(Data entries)

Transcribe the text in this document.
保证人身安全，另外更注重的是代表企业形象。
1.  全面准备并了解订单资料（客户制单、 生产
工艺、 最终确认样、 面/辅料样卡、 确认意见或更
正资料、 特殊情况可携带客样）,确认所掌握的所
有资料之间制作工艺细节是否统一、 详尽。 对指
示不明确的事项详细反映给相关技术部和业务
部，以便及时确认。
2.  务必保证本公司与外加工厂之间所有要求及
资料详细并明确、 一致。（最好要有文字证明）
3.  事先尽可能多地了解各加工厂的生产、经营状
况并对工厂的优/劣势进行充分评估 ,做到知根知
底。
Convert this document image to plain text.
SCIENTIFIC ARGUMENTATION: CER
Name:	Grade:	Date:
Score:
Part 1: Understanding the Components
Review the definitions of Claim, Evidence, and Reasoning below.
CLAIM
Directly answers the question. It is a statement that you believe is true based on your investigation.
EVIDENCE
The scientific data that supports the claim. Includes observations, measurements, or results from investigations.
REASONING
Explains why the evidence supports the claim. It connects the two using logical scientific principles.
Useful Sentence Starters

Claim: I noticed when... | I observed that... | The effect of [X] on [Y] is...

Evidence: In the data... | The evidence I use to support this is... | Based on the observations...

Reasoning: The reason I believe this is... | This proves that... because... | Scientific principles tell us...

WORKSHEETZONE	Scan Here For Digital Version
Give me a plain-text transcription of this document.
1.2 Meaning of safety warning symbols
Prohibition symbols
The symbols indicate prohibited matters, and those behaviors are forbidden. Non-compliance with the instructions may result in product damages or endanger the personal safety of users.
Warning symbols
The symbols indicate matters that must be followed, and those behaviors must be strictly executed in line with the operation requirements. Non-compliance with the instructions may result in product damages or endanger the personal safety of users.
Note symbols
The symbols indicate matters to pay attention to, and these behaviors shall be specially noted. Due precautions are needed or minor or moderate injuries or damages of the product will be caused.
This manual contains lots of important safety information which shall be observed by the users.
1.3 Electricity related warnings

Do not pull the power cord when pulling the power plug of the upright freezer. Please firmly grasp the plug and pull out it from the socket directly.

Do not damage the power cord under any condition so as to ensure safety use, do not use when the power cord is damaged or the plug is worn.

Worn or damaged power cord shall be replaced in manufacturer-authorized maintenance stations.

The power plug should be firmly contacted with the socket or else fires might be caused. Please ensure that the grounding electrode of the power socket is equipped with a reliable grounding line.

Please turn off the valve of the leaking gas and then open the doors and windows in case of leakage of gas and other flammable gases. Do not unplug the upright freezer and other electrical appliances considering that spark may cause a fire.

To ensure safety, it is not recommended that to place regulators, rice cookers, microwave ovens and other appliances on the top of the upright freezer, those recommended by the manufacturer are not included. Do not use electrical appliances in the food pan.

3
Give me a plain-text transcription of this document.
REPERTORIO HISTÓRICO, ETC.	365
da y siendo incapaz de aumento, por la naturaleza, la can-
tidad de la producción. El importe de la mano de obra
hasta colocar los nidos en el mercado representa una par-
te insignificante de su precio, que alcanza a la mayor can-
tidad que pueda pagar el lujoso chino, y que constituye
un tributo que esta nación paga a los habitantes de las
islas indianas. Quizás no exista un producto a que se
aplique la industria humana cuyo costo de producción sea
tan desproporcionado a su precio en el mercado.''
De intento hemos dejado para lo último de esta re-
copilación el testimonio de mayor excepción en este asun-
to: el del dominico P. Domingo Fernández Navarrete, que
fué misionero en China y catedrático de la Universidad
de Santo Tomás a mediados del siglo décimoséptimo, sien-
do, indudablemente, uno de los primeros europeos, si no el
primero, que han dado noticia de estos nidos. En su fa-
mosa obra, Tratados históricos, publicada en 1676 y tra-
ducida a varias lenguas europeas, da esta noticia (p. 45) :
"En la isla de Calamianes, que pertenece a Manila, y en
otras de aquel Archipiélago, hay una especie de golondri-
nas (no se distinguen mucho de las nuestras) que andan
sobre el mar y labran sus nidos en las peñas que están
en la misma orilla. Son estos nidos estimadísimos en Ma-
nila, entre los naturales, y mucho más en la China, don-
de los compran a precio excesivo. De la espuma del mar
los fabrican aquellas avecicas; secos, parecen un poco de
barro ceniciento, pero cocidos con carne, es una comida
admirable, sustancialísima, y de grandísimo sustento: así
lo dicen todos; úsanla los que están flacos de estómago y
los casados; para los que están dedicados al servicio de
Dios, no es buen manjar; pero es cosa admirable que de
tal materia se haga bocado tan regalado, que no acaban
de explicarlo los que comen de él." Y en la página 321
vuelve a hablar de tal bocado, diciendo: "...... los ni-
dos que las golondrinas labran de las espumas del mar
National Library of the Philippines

--- WORK TO COMPLETE ---
Make an exact copy of the records.

--- ANSWER IN FULL ---
Transcribe the text in this document.
保证人身安全，另外更注重的是代表企业形象。
1.  全面准备并了解订单资料（客户制单、 生产
工艺、 最终确认样、 面/辅料样卡、 确认意见或更
正资料、 特殊情况可携带客样）,确认所掌握的所
有资料之间制作工艺细节是否统一、 详尽。 对指
示不明确的事项详细反映给相关技术部和业务
部，以便及时确认。
2.  务必保证本公司与外加工厂之间所有要求及
资料详细并明确、 一致。（最好要有文字证明）
3.  事先尽可能多地了解各加工厂的生产、经营状
况并对工厂的优/劣势进行充分评估 ,做到知根知
底。
Convert this document image to plain text.
SCIENTIFIC ARGUMENTATION: CER
Name:	Grade:	Date:
Score:
Part 1: Understanding the Components
Review the definitions of Claim, Evidence, and Reasoning below.
CLAIM
Directly answers the question. It is a statement that you believe is true based on your investigation.
EVIDENCE
The scientific data that supports the claim. Includes observations, measurements, or results from investigations.
REASONING
Explains why the evidence supports the claim. It connects the two using logical scientific principles.
Useful Sentence Starters

Claim: I noticed when... | I observed that... | The effect of [X] on [Y] is...

Evidence: In the data... | The evidence I use to support this is... | Based on the observations...

Reasoning: The reason I believe this is... | This proves that... because... | Scientific principles tell us...

WORKSHEETZONE	Scan Here For Digital Version
Give me a plain-text transcription of this document.
1.2 Meaning of safety warning symbols
Prohibition symbols
The symbols indicate prohibited matters, and those behaviors are forbidden. Non-compliance with the instructions may result in product damages or endanger the personal safety of users.
Warning symbols
The symbols indicate matters that must be followed, and those behaviors must be strictly executed in line with the operation requirements. Non-compliance with the instructions may result in product damages or endanger the personal safety of users.
Note symbols
The symbols indicate matters to pay attention to, and these behaviors shall be specially noted. Due precautions are needed or minor or moderate injuries or damages of the product will be caused.
This manual contains lots of important safety information which shall be observed by the users.
1.3 Electricity related warnings

Do not pull the power cord when pulling the power plug of the upright freezer. Please firmly grasp the plug and pull out it from the socket directly.

Do not damage the power cord under any condition so as to ensure safety use, do not use when the power cord is damaged or the plug is worn.

Worn or damaged power cord shall be replaced in manufacturer-authorized maintenance stations.

The power plug should be firmly contacted with the socket or else fires might be caused. Please ensure that the grounding electrode of the power socket is equipped with a reliable grounding line.

Please turn off the valve of the leaking gas and then open the doors and windows in case of leakage of gas and other flammable gases. Do not unplug the upright freezer and other electrical appliances considering that spark may cause a fire.

To ensure safety, it is not recommended that to place regulators, rice cookers, microwave ovens and other appliances on the top of the upright freezer, those recommended by the manufacturer are not included. Do not use electrical appliances in the food pan.

3
Give me a plain-text transcription of this document.
REPERTORIO HISTÓRICO, ETC.	365
da y siendo incapaz de aumento, por la naturaleza, la can-
tidad de la producción. El importe de la mano de obra
hasta colocar los nidos en el mercado representa una par-
te insignificante de su precio, que alcanza a la mayor can-
tidad que pueda pagar el lujoso chino, y que constituye
un tributo que esta nación paga a los habitantes de las
islas indianas. Quizás no exista un producto a que se
aplique la industria humana cuyo costo de producción sea
tan desproporcionado a su precio en el mercado.''
De intento hemos dejado para lo último de esta re-
copilación el testimonio de mayor excepción en este asun-
to: el del dominico P. Domingo Fernández Navarrete, que
fué misionero en China y catedrático de la Universidad
de Santo Tomás a mediados del siglo décimoséptimo, sien-
do, indudablemente, uno de los primeros europeos, si no el
primero, que han dado noticia de estos nidos. En su fa-
mosa obra, Tratados históricos, publicada en 1676 y tra-
ducida a varias lenguas europeas, da esta noticia (p. 45) :
"En la isla de Calamianes, que pertenece a Manila, y en
otras de aquel Archipiélago, hay una especie de golondri-
nas (no se distinguen mucho de las nuestras) que andan
sobre el mar y labran sus nidos en las peñas que están
en la misma orilla. Son estos nidos estimadísimos en Ma-
nila, entre los naturales, y mucho más en la China, don-
de los compran a precio excesivo. De la espuma del mar
los fabrican aquellas avecicas; secos, parecen un poco de
barro ceniciento, pero cocidos con carne, es una comida
admirable, sustancialísima, y de grandísimo sustento: así
lo dicen todos; úsanla los que están flacos de estómago y
los casados; para los que están dedicados al servicio de
Dios, no es buen manjar; pero es cosa admirable que de
tal materia se haga bocado tan regalado, que no acaban
de explicarlo los que comen de él." Y en la página 321
vuelve a hablar de tal bocado, diciendo: "...... los ni-
dos que las golondrinas labran de las espumas del mar
National Library of the Philippines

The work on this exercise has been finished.